**Brief**
For each line of the data below that holds "Anatase", copy the line.

**Provided data**
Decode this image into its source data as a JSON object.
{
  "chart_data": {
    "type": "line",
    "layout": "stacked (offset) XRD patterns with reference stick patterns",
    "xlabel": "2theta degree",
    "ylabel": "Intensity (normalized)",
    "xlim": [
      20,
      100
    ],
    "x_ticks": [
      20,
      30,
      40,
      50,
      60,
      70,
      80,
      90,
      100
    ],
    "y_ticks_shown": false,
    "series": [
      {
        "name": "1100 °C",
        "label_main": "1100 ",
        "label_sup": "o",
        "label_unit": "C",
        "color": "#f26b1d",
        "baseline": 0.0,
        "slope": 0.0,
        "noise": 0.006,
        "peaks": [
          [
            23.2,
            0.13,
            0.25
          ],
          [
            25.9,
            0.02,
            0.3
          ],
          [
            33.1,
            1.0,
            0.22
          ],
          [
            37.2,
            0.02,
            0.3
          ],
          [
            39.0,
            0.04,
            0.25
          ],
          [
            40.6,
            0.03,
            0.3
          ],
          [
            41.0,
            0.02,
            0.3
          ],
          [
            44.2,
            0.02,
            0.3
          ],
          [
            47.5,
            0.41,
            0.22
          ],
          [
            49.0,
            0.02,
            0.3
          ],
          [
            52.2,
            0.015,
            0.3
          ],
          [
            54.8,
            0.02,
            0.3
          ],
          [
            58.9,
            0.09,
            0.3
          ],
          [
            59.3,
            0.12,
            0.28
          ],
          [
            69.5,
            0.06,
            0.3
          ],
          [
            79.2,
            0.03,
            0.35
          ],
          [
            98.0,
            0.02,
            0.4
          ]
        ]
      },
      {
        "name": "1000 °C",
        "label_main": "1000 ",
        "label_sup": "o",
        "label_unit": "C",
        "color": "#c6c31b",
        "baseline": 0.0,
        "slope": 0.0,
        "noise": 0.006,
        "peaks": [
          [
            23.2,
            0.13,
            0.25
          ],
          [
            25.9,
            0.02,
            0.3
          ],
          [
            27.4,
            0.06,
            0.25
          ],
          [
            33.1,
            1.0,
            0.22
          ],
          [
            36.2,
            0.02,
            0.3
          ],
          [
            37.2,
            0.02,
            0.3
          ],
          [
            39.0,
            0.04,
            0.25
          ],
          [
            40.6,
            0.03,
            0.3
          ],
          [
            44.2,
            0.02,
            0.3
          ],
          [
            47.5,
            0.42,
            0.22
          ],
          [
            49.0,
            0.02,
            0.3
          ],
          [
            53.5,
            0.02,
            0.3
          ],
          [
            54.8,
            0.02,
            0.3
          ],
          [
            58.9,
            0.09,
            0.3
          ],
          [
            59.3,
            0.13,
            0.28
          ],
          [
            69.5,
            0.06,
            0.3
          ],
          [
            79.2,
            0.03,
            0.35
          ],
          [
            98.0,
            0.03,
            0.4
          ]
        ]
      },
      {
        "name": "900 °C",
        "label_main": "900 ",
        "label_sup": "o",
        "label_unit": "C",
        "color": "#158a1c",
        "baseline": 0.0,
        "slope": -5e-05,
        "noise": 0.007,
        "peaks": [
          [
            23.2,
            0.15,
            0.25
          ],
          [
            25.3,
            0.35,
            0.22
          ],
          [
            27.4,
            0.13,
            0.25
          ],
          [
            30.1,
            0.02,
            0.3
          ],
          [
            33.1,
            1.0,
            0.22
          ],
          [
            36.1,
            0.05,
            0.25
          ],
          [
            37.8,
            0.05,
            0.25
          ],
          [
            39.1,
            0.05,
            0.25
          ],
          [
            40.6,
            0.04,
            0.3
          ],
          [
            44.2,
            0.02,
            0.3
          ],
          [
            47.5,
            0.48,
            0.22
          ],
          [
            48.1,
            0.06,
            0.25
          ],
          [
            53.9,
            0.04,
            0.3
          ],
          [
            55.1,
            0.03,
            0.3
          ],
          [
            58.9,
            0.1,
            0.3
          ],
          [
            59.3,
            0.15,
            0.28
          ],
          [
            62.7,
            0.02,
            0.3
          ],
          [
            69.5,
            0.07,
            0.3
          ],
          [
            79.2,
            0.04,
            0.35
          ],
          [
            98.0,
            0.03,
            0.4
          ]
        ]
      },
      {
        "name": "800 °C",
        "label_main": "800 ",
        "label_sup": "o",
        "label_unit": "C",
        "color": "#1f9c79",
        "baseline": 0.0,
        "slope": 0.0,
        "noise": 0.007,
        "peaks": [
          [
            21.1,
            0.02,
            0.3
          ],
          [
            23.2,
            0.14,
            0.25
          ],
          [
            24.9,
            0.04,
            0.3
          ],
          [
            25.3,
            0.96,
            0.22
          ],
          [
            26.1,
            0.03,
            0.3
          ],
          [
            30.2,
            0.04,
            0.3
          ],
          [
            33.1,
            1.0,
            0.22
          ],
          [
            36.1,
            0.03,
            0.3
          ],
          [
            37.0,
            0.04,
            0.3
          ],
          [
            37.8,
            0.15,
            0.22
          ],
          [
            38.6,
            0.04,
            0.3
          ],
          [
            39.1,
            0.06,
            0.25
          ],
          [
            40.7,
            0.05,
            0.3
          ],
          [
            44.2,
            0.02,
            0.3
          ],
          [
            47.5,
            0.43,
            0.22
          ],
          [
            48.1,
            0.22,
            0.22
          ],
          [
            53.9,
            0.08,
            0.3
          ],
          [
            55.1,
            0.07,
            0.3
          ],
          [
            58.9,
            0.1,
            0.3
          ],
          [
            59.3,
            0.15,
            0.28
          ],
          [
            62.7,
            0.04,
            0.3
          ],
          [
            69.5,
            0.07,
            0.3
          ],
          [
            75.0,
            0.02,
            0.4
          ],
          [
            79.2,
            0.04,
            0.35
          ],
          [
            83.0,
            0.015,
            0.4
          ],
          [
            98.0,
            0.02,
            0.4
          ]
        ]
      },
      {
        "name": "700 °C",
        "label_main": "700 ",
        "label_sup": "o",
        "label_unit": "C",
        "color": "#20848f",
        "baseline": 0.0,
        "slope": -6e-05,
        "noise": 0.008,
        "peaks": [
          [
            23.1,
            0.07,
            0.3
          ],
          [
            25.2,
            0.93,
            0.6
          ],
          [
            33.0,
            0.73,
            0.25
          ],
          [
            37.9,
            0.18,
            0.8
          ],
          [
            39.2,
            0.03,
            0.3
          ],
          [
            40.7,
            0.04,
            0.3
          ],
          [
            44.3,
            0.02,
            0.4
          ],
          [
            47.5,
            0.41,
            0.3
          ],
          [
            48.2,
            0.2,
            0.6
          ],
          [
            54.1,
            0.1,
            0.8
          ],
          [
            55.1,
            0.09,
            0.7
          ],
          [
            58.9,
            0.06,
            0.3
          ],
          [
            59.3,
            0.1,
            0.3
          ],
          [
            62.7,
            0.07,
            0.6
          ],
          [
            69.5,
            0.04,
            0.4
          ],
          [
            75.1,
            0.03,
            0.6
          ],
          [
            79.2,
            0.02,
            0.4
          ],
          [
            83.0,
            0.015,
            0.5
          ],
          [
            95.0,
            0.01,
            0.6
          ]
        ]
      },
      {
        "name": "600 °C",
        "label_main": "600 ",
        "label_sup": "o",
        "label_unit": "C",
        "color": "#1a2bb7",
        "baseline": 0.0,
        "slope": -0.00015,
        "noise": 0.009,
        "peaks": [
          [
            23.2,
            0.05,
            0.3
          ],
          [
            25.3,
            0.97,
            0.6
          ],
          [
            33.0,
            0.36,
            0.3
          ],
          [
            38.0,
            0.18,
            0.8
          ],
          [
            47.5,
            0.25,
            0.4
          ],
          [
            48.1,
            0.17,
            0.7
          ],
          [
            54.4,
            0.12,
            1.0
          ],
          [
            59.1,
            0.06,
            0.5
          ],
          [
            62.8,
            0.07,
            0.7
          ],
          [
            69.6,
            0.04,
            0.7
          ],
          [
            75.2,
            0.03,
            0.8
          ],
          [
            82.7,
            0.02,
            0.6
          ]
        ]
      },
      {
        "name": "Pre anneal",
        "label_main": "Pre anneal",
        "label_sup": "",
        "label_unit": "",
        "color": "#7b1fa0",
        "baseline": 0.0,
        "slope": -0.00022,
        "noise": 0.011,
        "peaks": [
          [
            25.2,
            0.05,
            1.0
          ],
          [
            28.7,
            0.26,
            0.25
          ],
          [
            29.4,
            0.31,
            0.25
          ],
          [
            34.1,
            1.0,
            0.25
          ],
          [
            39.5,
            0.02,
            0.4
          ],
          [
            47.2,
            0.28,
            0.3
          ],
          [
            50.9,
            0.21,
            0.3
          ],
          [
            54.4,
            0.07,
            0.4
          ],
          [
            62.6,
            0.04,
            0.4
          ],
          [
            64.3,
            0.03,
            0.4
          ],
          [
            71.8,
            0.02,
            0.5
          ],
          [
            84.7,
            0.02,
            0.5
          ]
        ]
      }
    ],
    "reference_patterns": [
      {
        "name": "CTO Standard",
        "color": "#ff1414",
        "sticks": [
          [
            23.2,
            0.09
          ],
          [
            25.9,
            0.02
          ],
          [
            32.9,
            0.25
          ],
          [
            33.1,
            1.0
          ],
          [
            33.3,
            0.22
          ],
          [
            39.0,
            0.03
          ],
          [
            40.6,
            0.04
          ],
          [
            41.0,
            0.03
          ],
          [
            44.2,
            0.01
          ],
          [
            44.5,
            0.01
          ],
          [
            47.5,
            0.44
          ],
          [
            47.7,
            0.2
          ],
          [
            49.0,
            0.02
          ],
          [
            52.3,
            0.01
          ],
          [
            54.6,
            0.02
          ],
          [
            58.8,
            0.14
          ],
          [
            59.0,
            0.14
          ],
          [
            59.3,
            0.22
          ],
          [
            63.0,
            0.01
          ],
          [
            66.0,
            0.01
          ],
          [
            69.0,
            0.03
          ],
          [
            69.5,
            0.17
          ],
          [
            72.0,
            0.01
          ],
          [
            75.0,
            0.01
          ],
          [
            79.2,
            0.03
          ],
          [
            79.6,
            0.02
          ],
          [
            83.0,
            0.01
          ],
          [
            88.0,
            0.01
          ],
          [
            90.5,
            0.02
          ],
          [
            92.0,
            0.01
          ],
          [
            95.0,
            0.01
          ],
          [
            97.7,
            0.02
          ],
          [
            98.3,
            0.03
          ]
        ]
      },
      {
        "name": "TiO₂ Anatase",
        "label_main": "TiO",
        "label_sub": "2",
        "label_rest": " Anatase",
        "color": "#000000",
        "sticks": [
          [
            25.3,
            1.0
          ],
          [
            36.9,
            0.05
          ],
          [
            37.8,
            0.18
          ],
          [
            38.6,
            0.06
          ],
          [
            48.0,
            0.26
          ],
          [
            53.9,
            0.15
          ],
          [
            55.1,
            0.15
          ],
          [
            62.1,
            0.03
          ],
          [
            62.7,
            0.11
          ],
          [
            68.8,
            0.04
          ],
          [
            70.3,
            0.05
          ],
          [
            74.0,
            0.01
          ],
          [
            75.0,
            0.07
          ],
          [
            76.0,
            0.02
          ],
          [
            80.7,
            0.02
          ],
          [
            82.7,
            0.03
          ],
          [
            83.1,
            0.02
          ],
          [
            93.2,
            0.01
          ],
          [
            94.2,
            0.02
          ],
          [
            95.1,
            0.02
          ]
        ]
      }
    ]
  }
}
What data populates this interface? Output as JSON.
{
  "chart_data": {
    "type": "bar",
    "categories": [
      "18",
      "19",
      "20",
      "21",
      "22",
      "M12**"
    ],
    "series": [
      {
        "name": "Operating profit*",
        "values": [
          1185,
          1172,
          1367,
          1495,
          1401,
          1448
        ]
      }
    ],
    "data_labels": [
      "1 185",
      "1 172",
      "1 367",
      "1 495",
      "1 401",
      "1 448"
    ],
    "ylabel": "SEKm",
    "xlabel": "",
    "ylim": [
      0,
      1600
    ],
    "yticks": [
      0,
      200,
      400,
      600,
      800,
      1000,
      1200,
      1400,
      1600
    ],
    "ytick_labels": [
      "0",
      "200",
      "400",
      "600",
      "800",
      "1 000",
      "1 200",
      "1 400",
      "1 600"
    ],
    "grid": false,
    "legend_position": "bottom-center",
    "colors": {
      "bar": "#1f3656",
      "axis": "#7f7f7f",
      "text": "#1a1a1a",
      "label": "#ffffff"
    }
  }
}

**Task response**
        "name": "TiO₂ Anatase",
        "label_rest": " Anatase",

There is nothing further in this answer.